======== Extracted information ========

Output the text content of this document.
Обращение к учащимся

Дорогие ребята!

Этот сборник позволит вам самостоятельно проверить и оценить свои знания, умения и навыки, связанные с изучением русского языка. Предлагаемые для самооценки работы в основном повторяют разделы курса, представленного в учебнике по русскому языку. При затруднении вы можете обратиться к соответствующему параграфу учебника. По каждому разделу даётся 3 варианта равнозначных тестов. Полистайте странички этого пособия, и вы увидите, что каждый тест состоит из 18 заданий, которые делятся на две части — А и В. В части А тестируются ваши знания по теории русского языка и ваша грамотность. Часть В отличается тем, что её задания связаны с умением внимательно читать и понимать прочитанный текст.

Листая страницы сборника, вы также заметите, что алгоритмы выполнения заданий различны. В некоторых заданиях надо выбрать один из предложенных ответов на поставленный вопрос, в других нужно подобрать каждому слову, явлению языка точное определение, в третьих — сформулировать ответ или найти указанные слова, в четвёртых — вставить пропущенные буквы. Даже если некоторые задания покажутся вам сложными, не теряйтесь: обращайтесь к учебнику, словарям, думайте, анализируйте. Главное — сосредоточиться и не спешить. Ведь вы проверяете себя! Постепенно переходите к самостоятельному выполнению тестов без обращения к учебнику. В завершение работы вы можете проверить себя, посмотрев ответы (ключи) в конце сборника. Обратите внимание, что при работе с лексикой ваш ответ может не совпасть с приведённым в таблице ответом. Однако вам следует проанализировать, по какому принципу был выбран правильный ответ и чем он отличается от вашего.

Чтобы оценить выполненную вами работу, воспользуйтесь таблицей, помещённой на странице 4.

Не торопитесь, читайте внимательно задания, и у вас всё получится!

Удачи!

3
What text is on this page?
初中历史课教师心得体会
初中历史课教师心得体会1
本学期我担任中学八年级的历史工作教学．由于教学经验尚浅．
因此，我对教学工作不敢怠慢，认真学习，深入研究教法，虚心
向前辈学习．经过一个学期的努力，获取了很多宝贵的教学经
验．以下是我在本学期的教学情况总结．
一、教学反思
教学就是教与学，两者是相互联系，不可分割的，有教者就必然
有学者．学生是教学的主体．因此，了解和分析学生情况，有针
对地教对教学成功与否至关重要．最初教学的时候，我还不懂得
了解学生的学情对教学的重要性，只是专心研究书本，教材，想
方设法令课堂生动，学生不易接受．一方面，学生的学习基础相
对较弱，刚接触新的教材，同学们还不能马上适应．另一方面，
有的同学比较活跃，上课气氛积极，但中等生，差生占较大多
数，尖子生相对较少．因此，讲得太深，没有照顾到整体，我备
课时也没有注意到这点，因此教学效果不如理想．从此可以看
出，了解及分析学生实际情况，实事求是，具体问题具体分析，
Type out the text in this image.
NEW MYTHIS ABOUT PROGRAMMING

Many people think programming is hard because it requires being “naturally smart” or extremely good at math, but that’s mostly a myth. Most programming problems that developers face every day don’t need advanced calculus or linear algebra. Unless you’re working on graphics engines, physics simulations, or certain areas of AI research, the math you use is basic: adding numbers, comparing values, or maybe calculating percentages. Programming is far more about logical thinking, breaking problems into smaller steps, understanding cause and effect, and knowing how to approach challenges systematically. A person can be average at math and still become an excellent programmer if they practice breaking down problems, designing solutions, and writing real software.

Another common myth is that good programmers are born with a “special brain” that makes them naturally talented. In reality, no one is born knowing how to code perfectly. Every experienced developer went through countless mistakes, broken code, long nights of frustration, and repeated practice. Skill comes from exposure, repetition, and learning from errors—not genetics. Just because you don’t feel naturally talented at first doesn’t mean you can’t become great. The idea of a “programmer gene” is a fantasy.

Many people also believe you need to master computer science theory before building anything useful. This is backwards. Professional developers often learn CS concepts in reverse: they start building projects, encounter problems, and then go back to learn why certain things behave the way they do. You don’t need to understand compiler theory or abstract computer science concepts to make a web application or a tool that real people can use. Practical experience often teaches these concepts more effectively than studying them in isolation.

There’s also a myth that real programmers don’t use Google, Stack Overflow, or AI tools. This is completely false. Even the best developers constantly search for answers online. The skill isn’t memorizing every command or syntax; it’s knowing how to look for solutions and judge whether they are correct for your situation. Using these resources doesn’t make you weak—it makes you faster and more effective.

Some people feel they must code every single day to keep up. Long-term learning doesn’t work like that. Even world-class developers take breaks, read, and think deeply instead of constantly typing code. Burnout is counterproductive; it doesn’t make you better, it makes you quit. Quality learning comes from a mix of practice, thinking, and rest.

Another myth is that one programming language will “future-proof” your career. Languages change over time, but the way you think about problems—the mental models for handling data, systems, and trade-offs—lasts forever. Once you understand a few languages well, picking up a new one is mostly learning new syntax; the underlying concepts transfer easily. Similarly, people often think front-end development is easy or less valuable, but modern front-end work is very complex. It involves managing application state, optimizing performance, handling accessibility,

========

- **Problem requirements**: Write out the data exactly as it stands.

- **Response to the task**:
Output the text content of this document.
Обращение к учащимся

Дорогие ребята!

Этот сборник позволит вам самостоятельно проверить и оценить свои знания, умения и навыки, связанные с изучением русского языка. Предлагаемые для самооценки работы в основном повторяют разделы курса, представленного в учебнике по русскому языку. При затруднении вы можете обратиться к соответствующему параграфу учебника. По каждому разделу даётся 3 варианта равнозначных тестов. Полистайте странички этого пособия, и вы увидите, что каждый тест состоит из 18 заданий, которые делятся на две части — А и В. В части А тестируются ваши знания по теории русского языка и ваша грамотность. Часть В отличается тем, что её задания связаны с умением внимательно читать и понимать прочитанный текст.

Листая страницы сборника, вы также заметите, что алгоритмы выполнения заданий различны. В некоторых заданиях надо выбрать один из предложенных ответов на поставленный вопрос, в других нужно подобрать каждому слову, явлению языка точное определение, в третьих — сформулировать ответ или найти указанные слова, в четвёртых — вставить пропущенные буквы. Даже если некоторые задания покажутся вам сложными, не теряйтесь: обращайтесь к учебнику, словарям, думайте, анализируйте. Главное — сосредоточиться и не спешить. Ведь вы проверяете себя! Постепенно переходите к самостоятельному выполнению тестов без обращения к учебнику. В завершение работы вы можете проверить себя, посмотрев ответы (ключи) в конце сборника. Обратите внимание, что при работе с лексикой ваш ответ может не совпасть с приведённым в таблице ответом. Однако вам следует проанализировать, по какому принципу был выбран правильный ответ и чем он отличается от вашего.

Чтобы оценить выполненную вами работу, воспользуйтесь таблицей, помещённой на странице 4.

Не торопитесь, читайте внимательно задания, и у вас всё получится!

Удачи!

3
What text is on this page?
初中历史课教师心得体会
初中历史课教师心得体会1
本学期我担任中学八年级的历史工作教学．由于教学经验尚浅．
因此，我对教学工作不敢怠慢，认真学习，深入研究教法，虚心
向前辈学习．经过一个学期的努力，获取了很多宝贵的教学经
验．以下是我在本学期的教学情况总结．
一、教学反思
教学就是教与学，两者是相互联系，不可分割的，有教者就必然
有学者．学生是教学的主体．因此，了解和分析学生情况，有针
对地教对教学成功与否至关重要．最初教学的时候，我还不懂得
了解学生的学情对教学的重要性，只是专心研究书本，教材，想
方设法令课堂生动，学生不易接受．一方面，学生的学习基础相
对较弱，刚接触新的教材，同学们还不能马上适应．另一方面，
有的同学比较活跃，上课气氛积极，但中等生，差生占较大多
数，尖子生相对较少．因此，讲得太深，没有照顾到整体，我备
课时也没有注意到这点，因此教学效果不如理想．从此可以看
出，了解及分析学生实际情况，实事求是，具体问题具体分析，
Type out the text in this image.
NEW MYTHIS ABOUT PROGRAMMING

Many people think programming is hard because it requires being “naturally smart” or extremely good at math, but that’s mostly a myth. Most programming problems that developers face every day don’t need advanced calculus or linear algebra. Unless you’re working on graphics engines, physics simulations, or certain areas of AI research, the math you use is basic: adding numbers, comparing values, or maybe calculating percentages. Programming is far more about logical thinking, breaking problems into smaller steps, understanding cause and effect, and knowing how to approach challenges systematically. A person can be average at math and still become an excellent programmer if they practice breaking down problems, designing solutions, and writing real software.

Another common myth is that good programmers are born with a “special brain” that makes them naturally talented. In reality, no one is born knowing how to code perfectly. Every experienced developer went through countless mistakes, broken code, long nights of frustration, and repeated practice. Skill comes from exposure, repetition, and learning from errors—not genetics. Just because you don’t feel naturally talented at first doesn’t mean you can’t become great. The idea of a “programmer gene” is a fantasy.

Many people also believe you need to master computer science theory before building anything useful. This is backwards. Professional developers often learn CS concepts in reverse: they start building projects, encounter problems, and then go back to learn why certain things behave the way they do. You don’t need to understand compiler theory or abstract computer science concepts to make a web application or a tool that real people can use. Practical experience often teaches these concepts more effectively than studying them in isolation.

There’s also a myth that real programmers don’t use Google, Stack Overflow, or AI tools. This is completely false. Even the best developers constantly search for answers online. The skill isn’t memorizing every command or syntax; it’s knowing how to look for solutions and judge whether they are correct for your situation. Using these resources doesn’t make you weak—it makes you faster and more effective.

Some people feel they must code every single day to keep up. Long-term learning doesn’t work like that. Even world-class developers take breaks, read, and think deeply instead of constantly typing code. Burnout is counterproductive; it doesn’t make you better, it makes you quit. Quality learning comes from a mix of practice, thinking, and rest.

Another myth is that one programming language will “future-proof” your career. Languages change over time, but the way you think about problems—the mental models for handling data, systems, and trade-offs—lasts forever. Once you understand a few languages well, picking up a new one is mostly learning new syntax; the underlying concepts transfer easily. Similarly, people often think front-end development is easy or less valuable, but modern front-end work is very complex. It involves managing application state, optimizing performance, handling accessibility,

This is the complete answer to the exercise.